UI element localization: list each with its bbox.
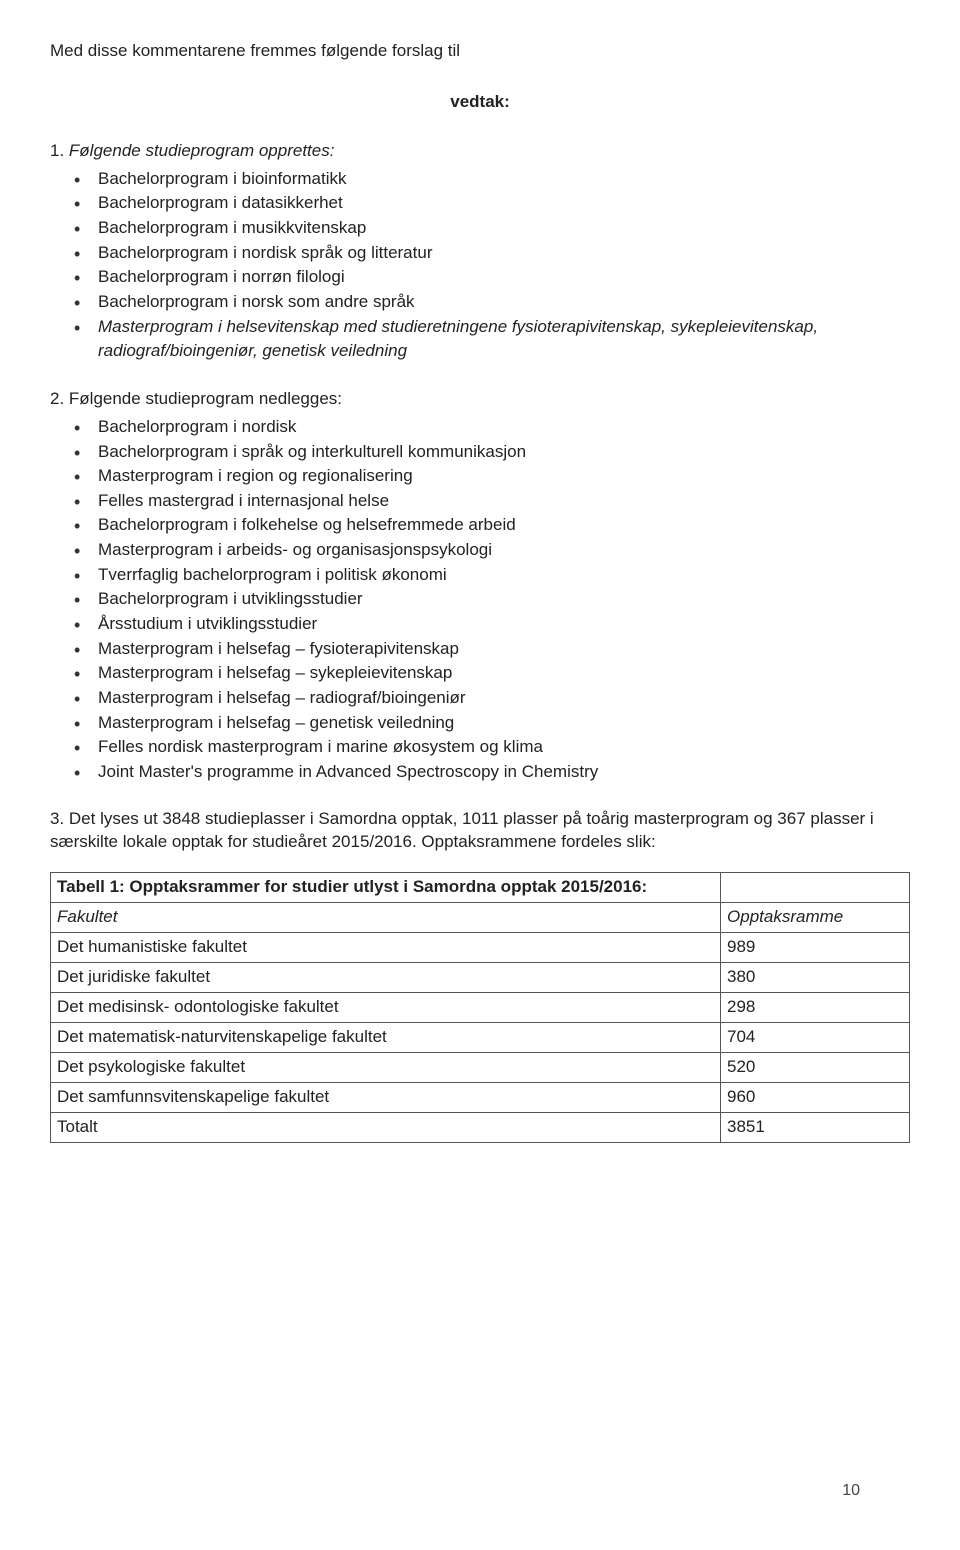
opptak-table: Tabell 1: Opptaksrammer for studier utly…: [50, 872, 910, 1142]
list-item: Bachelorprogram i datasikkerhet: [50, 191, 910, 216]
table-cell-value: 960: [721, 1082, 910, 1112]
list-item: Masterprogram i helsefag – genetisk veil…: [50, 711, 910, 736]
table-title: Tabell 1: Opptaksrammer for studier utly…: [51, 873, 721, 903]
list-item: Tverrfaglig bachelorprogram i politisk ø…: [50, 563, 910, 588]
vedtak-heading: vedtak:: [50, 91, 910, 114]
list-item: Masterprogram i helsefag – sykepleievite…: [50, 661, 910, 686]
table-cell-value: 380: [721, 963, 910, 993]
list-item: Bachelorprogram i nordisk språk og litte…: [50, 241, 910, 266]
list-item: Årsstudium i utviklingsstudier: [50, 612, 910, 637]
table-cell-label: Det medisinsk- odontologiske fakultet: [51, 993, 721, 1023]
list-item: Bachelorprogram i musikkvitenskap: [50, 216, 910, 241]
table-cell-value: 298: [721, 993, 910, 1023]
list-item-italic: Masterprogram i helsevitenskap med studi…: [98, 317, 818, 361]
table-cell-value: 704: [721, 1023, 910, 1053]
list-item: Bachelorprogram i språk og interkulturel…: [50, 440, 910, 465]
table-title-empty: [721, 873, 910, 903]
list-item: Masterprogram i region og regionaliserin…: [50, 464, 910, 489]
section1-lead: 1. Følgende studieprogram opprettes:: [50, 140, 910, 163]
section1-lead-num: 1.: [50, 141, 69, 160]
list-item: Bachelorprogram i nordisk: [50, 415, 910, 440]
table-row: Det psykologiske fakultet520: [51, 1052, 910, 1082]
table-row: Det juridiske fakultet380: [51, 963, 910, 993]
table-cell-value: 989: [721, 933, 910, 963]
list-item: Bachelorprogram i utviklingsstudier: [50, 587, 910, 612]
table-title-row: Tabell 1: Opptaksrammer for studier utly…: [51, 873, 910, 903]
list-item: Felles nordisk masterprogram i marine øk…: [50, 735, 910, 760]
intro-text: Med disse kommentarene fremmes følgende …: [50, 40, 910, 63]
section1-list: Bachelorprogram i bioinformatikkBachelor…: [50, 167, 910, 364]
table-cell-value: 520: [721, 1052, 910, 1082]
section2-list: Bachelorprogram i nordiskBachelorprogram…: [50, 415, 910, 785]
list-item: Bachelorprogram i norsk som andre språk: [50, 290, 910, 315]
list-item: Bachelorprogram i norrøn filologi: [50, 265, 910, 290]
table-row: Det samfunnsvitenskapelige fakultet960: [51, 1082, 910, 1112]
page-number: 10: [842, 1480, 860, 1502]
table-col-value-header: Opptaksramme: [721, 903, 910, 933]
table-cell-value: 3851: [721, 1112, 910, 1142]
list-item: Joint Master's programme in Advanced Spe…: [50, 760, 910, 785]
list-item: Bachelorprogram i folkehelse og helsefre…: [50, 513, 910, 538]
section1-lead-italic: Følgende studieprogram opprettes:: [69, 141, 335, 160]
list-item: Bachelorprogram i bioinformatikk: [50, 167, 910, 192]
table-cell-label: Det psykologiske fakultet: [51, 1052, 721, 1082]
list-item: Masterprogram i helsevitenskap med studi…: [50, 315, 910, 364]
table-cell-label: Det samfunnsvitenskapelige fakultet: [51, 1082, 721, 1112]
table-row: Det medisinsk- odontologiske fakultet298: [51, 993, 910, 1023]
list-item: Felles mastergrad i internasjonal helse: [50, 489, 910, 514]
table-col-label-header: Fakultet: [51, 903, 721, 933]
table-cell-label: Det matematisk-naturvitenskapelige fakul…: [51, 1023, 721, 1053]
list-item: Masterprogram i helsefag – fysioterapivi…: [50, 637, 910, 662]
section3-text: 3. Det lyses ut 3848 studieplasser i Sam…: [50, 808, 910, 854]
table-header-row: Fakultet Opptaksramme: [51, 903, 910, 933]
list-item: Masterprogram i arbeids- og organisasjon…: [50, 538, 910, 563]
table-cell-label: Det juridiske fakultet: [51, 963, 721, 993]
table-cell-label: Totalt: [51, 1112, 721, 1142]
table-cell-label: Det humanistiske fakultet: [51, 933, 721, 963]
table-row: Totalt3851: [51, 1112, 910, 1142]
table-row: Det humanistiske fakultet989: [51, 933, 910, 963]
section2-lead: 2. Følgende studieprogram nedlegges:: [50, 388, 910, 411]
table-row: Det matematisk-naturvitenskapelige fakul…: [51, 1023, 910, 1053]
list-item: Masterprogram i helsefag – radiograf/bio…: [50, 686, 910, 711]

┄┄┄┄┄┄

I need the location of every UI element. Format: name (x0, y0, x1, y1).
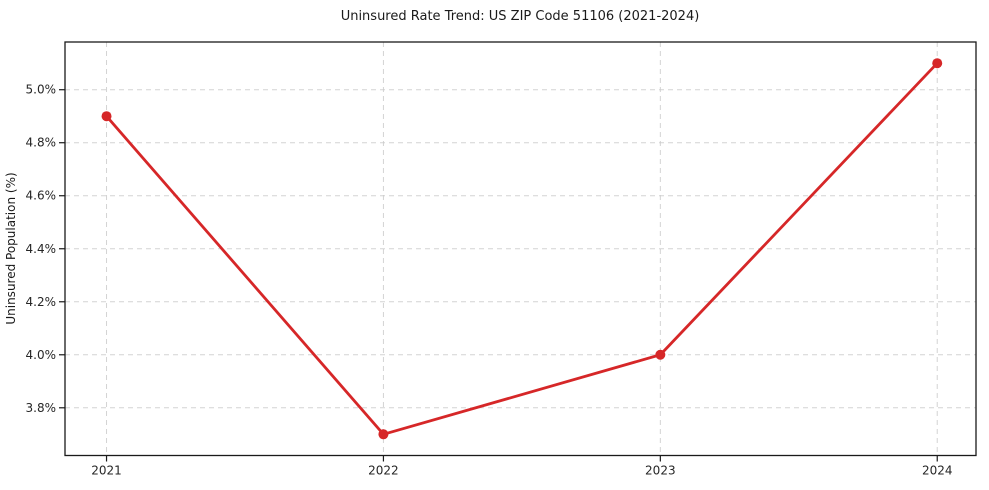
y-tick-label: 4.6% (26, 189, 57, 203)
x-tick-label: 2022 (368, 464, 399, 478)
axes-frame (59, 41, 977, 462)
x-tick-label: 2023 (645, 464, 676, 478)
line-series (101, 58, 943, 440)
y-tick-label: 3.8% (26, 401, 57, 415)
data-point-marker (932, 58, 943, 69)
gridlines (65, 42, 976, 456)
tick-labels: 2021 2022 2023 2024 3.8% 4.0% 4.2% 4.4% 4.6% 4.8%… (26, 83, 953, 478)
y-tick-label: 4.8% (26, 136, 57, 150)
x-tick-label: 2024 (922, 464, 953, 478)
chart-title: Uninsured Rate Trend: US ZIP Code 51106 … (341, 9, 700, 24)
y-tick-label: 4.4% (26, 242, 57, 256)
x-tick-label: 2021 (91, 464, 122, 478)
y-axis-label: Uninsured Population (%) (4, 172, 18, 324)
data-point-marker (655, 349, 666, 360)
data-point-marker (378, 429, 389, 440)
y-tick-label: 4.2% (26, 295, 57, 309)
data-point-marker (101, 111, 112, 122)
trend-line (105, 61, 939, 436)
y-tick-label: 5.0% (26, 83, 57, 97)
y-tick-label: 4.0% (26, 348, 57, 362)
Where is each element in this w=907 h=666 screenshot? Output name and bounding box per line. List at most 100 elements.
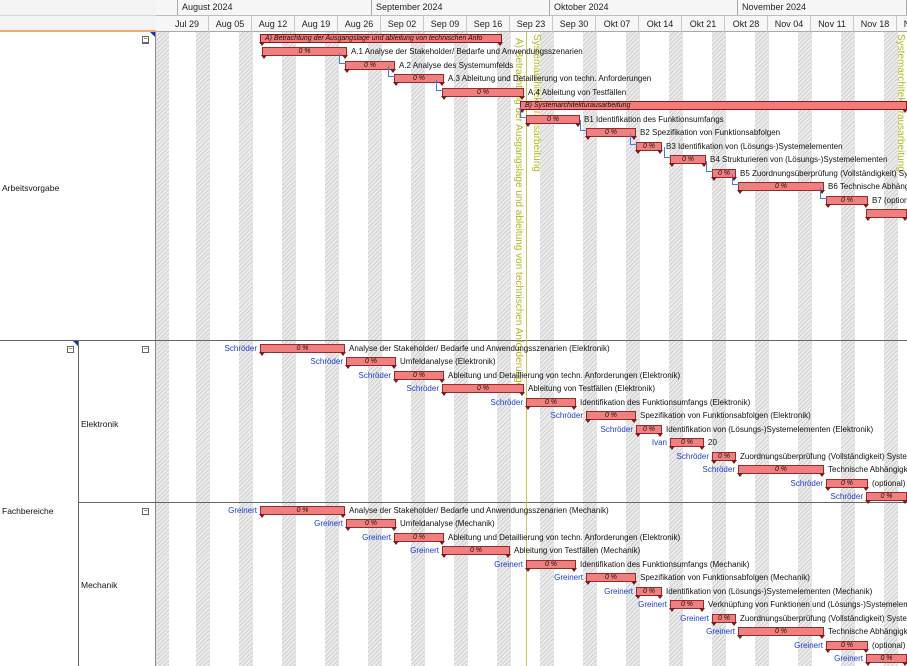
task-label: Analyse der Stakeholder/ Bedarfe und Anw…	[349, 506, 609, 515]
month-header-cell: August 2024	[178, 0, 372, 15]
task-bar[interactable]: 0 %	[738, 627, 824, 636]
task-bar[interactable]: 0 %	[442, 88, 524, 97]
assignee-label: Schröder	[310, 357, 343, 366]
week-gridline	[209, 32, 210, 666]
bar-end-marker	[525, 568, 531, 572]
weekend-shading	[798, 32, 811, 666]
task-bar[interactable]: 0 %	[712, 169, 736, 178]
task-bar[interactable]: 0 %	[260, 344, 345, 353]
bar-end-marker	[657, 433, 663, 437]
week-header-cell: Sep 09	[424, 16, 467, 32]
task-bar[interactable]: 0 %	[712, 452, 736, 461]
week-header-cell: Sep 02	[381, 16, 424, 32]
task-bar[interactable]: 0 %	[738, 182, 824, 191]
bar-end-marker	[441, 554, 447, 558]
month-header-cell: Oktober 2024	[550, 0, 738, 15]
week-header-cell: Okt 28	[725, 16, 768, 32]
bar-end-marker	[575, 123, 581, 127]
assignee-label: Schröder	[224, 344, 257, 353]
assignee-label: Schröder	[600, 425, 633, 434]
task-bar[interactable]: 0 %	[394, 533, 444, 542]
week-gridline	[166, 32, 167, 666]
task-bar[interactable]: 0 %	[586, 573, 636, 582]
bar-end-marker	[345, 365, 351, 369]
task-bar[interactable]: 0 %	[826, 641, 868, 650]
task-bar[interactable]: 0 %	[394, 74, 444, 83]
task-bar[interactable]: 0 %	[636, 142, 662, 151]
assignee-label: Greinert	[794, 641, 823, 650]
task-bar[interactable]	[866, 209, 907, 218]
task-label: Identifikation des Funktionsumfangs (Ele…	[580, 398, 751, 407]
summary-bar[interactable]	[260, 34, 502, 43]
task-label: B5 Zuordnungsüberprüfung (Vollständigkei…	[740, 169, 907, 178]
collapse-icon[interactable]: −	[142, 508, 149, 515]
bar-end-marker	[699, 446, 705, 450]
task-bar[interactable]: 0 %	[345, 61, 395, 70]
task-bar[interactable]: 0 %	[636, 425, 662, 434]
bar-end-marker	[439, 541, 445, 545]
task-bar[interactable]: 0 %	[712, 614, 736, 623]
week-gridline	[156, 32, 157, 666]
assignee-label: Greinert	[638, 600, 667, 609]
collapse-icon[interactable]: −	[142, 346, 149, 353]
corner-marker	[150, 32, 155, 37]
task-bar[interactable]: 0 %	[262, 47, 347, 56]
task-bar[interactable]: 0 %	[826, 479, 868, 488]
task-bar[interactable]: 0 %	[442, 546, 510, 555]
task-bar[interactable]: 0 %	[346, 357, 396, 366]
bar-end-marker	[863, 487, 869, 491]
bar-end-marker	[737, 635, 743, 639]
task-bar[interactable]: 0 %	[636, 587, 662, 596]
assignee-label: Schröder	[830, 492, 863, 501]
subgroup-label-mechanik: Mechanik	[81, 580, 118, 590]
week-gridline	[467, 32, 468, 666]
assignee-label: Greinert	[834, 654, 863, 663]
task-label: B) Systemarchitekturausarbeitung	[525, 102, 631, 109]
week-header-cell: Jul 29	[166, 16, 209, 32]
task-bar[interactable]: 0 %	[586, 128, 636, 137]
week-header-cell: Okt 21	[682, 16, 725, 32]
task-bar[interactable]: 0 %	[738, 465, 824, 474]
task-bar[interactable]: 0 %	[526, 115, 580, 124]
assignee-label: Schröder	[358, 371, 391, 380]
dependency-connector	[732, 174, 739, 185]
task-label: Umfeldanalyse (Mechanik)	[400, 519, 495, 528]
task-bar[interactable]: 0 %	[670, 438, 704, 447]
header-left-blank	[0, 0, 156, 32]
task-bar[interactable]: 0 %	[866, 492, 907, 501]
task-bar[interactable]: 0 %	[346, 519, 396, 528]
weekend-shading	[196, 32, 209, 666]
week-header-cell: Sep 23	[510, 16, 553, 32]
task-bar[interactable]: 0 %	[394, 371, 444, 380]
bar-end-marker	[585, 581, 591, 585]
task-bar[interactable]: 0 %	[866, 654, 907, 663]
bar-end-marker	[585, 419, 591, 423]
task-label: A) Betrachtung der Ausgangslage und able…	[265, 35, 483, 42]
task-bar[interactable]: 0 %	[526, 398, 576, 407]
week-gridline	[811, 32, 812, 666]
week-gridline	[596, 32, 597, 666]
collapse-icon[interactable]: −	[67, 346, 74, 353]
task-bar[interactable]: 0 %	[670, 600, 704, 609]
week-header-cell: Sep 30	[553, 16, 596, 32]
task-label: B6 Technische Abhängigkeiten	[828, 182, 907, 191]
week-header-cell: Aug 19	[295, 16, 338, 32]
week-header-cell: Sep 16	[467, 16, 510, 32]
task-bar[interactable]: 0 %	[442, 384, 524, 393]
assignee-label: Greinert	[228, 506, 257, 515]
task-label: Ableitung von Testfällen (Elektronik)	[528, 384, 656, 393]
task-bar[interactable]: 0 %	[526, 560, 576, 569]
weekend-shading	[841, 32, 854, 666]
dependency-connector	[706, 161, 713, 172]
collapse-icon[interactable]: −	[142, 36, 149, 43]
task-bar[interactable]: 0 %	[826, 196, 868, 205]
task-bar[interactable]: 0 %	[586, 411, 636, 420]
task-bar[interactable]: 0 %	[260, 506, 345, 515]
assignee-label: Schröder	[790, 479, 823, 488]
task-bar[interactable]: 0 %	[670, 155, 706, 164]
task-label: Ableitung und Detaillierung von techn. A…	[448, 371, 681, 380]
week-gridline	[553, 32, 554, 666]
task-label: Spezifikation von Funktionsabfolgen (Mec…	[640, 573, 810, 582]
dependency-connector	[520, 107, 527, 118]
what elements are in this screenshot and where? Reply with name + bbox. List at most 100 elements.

┄┄┄┄┄┄

> DETAILS OPGAVE
Kopieer letterlijk het deel dat begint bij de regel met "y-tick-label: 4.6% (26, 189, 57, 203)" en eindigt bij de regel met "y-tick-label: 4.8% (26, 136, 57, 150)". Beide regels horen erbij.

> ANTWOORD OPGAVE
y-tick-label: 4.6% (26, 189, 57, 203)
x-tick-label: 2022 (368, 464, 399, 478)
axes-frame (59, 41, 977, 462)
x-tick-label: 2023 (645, 464, 676, 478)
line-series (101, 58, 943, 440)
y-tick-label: 3.8% (26, 401, 57, 415)
data-point-marker (932, 58, 943, 69)
gridlines (65, 42, 976, 456)
tick-labels: 2021 2022 2023 2024 3.8% 4.0% 4.2% 4.4% 4.6% 4.8%… (26, 83, 953, 478)
y-tick-label: 4.8% (26, 136, 57, 150)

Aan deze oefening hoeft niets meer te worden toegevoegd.